REQUIRED WORK - Retype all material exactly. Pictures stay out of the copy.
* begin MATERIALS PROVIDED *
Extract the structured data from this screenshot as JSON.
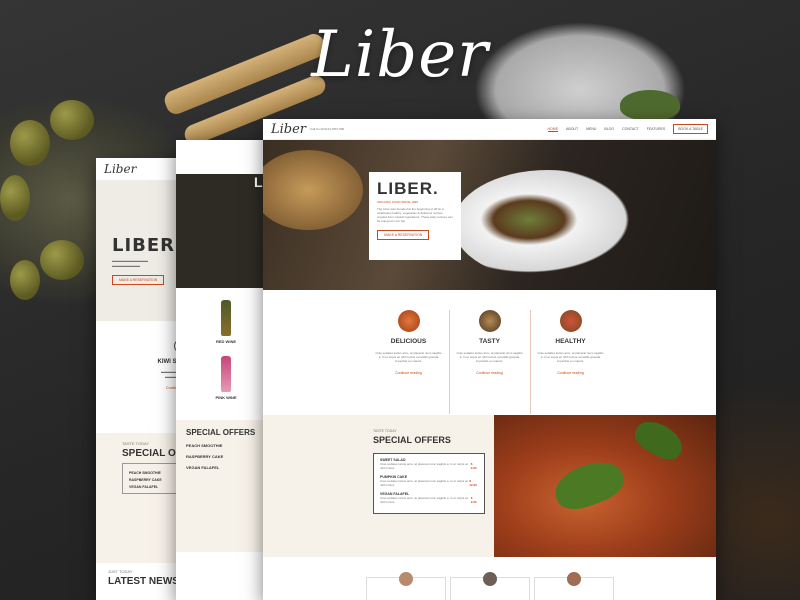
{
  "brand": {
    "logo": "Liber"
  },
  "back_screen": {
    "logo": "Liber",
    "hero_title": "LIBER.",
    "button": "MAKE A RESERVATION",
    "feature_title": "KIWI SMOOTHIE",
    "feature_link": "Continue reading",
    "offers_eyebrow": "TASTE TODAY",
    "offers_title": "SPECIAL OFFERS",
    "offers": [
      "PEACH SMOOTHIE",
      "RASPBERRY CAKE",
      "VEGAN FALAFEL"
    ],
    "news_eyebrow": "JUST TODAY",
    "news_title": "LATEST NEWS"
  },
  "mid_screen": {
    "hero_title": "LI",
    "products": [
      "RED WINE",
      "PINK WINE"
    ],
    "offers_title": "SPECIAL OFFERS",
    "offers": [
      "PEACH SMOOTHIE",
      "RASPBERRY CAKE",
      "VEGAN FALAFEL"
    ]
  },
  "front_screen": {
    "logo": "Liber",
    "contact": "Call Us (00)123 4567 890",
    "nav": [
      "HOME",
      "ABOUT",
      "MENU",
      "BLOG",
      "CONTACT",
      "FEATURES"
    ],
    "book_button": "BOOK A TABLE",
    "hero": {
      "title": "LIBER.",
      "subtitle": "ORGANIC FOOD SINCE 1996",
      "text": "The Liber was founded at the beginning of 2014. It celebrates healthy, vegetarian & delicious recipes created from natural ingredients. These tasty recipes can be enjoyed in our bar.",
      "button": "MAKE A RESERVATION"
    },
    "features": [
      {
        "title": "DELICIOUS",
        "text": "Cras sodales luctus arcu, at placerat nunc sagittis a. In et turpis ac nibh luctus convallis gravida imperdiet eu mauris.",
        "link": "Continue reading"
      },
      {
        "title": "TASTY",
        "text": "Cras sodales luctus arcu, at placerat nunc sagittis a. In et turpis ac nibh luctus convallis gravida imperdiet eu mauris.",
        "link": "Continue reading"
      },
      {
        "title": "HEALTHY",
        "text": "Cras sodales luctus arcu, at placerat nunc sagittis a. In et turpis ac nibh luctus convallis gravida imperdiet eu mauris.",
        "link": "Continue reading"
      }
    ],
    "special": {
      "eyebrow": "TASTE TODAY",
      "title": "SPECIAL OFFERS",
      "items": [
        {
          "name": "SWEET SALAD",
          "desc": "Cras sodales luctus arcu, at placerat nunc sagittis a. In et turpis ac nibh luctus",
          "price": "$ 9.90"
        },
        {
          "name": "PUMPKIN CAKE",
          "desc": "Cras sodales luctus arcu, at placerat nunc sagittis a. In et turpis ac nibh luctus",
          "price": "$ 12.90"
        },
        {
          "name": "VEGAN FALAFEL",
          "desc": "Cras sodales luctus arcu, at placerat nunc sagittis a. In et turpis ac nibh luctus",
          "price": "$ 9.90"
        }
      ]
    }
  },
  "colors": {
    "accent": "#c94a1e",
    "cream": "#f7f2e9"
  }
}
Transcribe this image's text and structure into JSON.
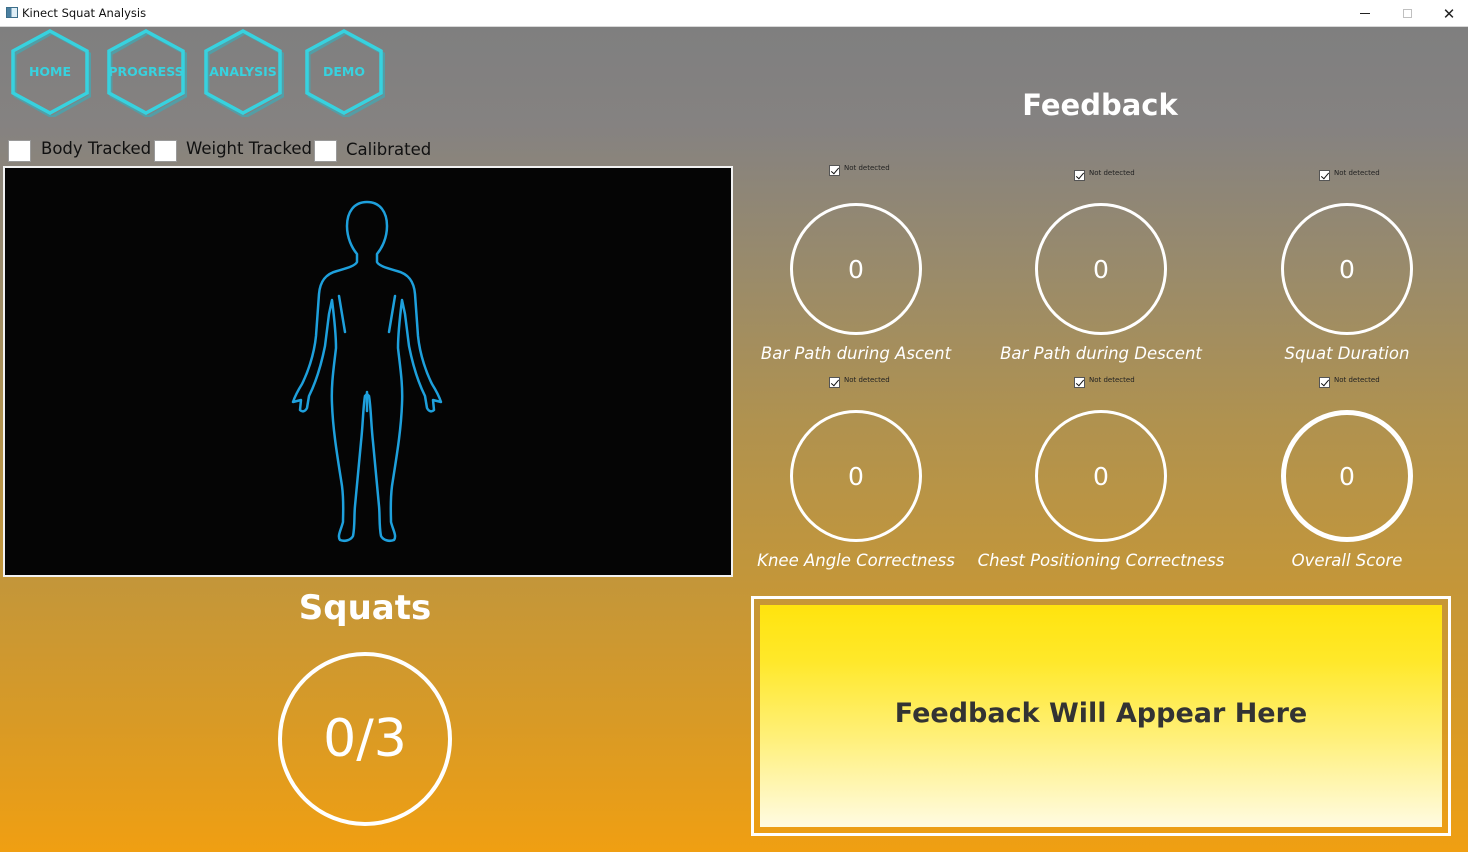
{
  "window": {
    "title": "Kinect Squat Analysis",
    "minimize_glyph": "—",
    "maximize_glyph": "☐",
    "close_glyph": "✕"
  },
  "nav": {
    "items": [
      {
        "label": "HOME",
        "icon": "hexagon"
      },
      {
        "label": "PROGRESS",
        "icon": "hexagon"
      },
      {
        "label": "ANALYSIS",
        "icon": "hexagon"
      },
      {
        "label": "DEMO",
        "icon": "hexagon"
      }
    ],
    "accent_color": "#37d2df"
  },
  "status": {
    "body_tracked": {
      "label": "Body Tracked",
      "checked": false
    },
    "weight_tracked": {
      "label": "Weight Tracked",
      "checked": false
    },
    "calibrated": {
      "label": "Calibrated",
      "checked": false
    }
  },
  "camera": {
    "figure_icon": "human-body-outline-icon",
    "figure_color": "#1ea0dc",
    "background": "#050505"
  },
  "squats": {
    "title": "Squats",
    "count": "0/3"
  },
  "feedback": {
    "title": "Feedback",
    "metrics": [
      {
        "label": "Bar Path during Ascent",
        "value": "0",
        "status": "Not detected",
        "checked": true
      },
      {
        "label": "Bar Path during Descent",
        "value": "0",
        "status": "Not detected",
        "checked": true
      },
      {
        "label": "Squat Duration",
        "value": "0",
        "status": "Not detected",
        "checked": true
      },
      {
        "label": "Knee Angle Correctness",
        "value": "0",
        "status": "Not detected",
        "checked": true
      },
      {
        "label": "Chest Positioning Correctness",
        "value": "0",
        "status": "Not detected",
        "checked": true
      },
      {
        "label": "Overall Score",
        "value": "0",
        "status": "Not detected",
        "checked": true
      }
    ],
    "message": "Feedback Will Appear Here"
  },
  "colors": {
    "gradient_top": "#7f7f7f",
    "gradient_bottom": "#f09f12",
    "feedback_panel_top": "#ffe40e",
    "feedback_panel_bottom": "#fffbe2"
  }
}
* end MATERIALS PROVIDED *
TASK SOLUTION -
Extract the structured data from this screenshot as JSON.
{
  "brand": {
    "logo": "Liber"
  },
  "back_screen": {
    "logo": "Liber",
    "hero_title": "LIBER.",
    "button": "MAKE A RESERVATION",
    "feature_title": "KIWI SMOOTHIE",
    "feature_link": "Continue reading",
    "offers_eyebrow": "TASTE TODAY",
    "offers_title": "SPECIAL OFFERS",
    "offers": [
      "PEACH SMOOTHIE",
      "RASPBERRY CAKE",
      "VEGAN FALAFEL"
    ],
    "news_eyebrow": "JUST TODAY",
    "news_title": "LATEST NEWS"
  },
  "mid_screen": {
    "hero_title": "LI",
    "products": [
      "RED WINE",
      "PINK WINE"
    ],
    "offers_title": "SPECIAL OFFERS",
    "offers": [
      "PEACH SMOOTHIE",
      "RASPBERRY CAKE",
      "VEGAN FALAFEL"
    ]
  },
  "front_screen": {
    "logo": "Liber",
    "contact": "Call Us (00)123 4567 890",
    "nav": [
      "HOME",
      "ABOUT",
      "MENU",
      "BLOG",
      "CONTACT",
      "FEATURES"
    ],
    "book_button": "BOOK A TABLE",
    "hero": {
      "title": "LIBER.",
      "subtitle": "ORGANIC FOOD SINCE 1996",
      "text": "The Liber was founded at the beginning of 2014. It celebrates healthy, vegetarian & delicious recipes created from natural ingredients. These tasty recipes can be enjoyed in our bar.",
      "button": "MAKE A RESERVATION"
    },
    "features": [
      {
        "title": "DELICIOUS",
        "text": "Cras sodales luctus arcu, at placerat nunc sagittis a. In et turpis ac nibh luctus convallis gravida imperdiet eu mauris.",
        "link": "Continue reading"
      },
      {
        "title": "TASTY",
        "text": "Cras sodales luctus arcu, at placerat nunc sagittis a. In et turpis ac nibh luctus convallis gravida imperdiet eu mauris.",
        "link": "Continue reading"
      },
      {
        "title": "HEALTHY",
        "text": "Cras sodales luctus arcu, at placerat nunc sagittis a. In et turpis ac nibh luctus convallis gravida imperdiet eu mauris.",
        "link": "Continue reading"
      }
    ],
    "special": {
      "eyebrow": "TASTE TODAY",
      "title": "SPECIAL OFFERS",
      "items": [
        {
          "name": "SWEET SALAD",
          "desc": "Cras sodales luctus arcu, at placerat nunc sagittis a. In et turpis ac nibh luctus",
          "price": "$ 9.90"
        },
        {
          "name": "PUMPKIN CAKE",
          "desc": "Cras sodales luctus arcu, at placerat nunc sagittis a. In et turpis ac nibh luctus",
          "price": "$ 12.90"
        },
        {
          "name": "VEGAN FALAFEL",
          "desc": "Cras sodales luctus arcu, at placerat nunc sagittis a. In et turpis ac nibh luctus",
          "price": "$ 9.90"
        }
      ]
    }
  },
  "colors": {
    "accent": "#c94a1e",
    "cream": "#f7f2e9"
  }
}
Transcribe this image's text and structure into JSON.
{
  "window": {
    "title": "Kinect Squat Analysis",
    "minimize_glyph": "—",
    "maximize_glyph": "☐",
    "close_glyph": "✕"
  },
  "nav": {
    "items": [
      {
        "label": "HOME",
        "icon": "hexagon"
      },
      {
        "label": "PROGRESS",
        "icon": "hexagon"
      },
      {
        "label": "ANALYSIS",
        "icon": "hexagon"
      },
      {
        "label": "DEMO",
        "icon": "hexagon"
      }
    ],
    "accent_color": "#37d2df"
  },
  "status": {
    "body_tracked": {
      "label": "Body Tracked",
      "checked": false
    },
    "weight_tracked": {
      "label": "Weight Tracked",
      "checked": false
    },
    "calibrated": {
      "label": "Calibrated",
      "checked": false
    }
  },
  "camera": {
    "figure_icon": "human-body-outline-icon",
    "figure_color": "#1ea0dc",
    "background": "#050505"
  },
  "squats": {
    "title": "Squats",
    "count": "0/3"
  },
  "feedback": {
    "title": "Feedback",
    "metrics": [
      {
        "label": "Bar Path during Ascent",
        "value": "0",
        "status": "Not detected",
        "checked": true
      },
      {
        "label": "Bar Path during Descent",
        "value": "0",
        "status": "Not detected",
        "checked": true
      },
      {
        "label": "Squat Duration",
        "value": "0",
        "status": "Not detected",
        "checked": true
      },
      {
        "label": "Knee Angle Correctness",
        "value": "0",
        "status": "Not detected",
        "checked": true
      },
      {
        "label": "Chest Positioning Correctness",
        "value": "0",
        "status": "Not detected",
        "checked": true
      },
      {
        "label": "Overall Score",
        "value": "0",
        "status": "Not detected",
        "checked": true
      }
    ],
    "message": "Feedback Will Appear Here"
  },
  "colors": {
    "gradient_top": "#7f7f7f",
    "gradient_bottom": "#f09f12",
    "feedback_panel_top": "#ffe40e",
    "feedback_panel_bottom": "#fffbe2"
  }
}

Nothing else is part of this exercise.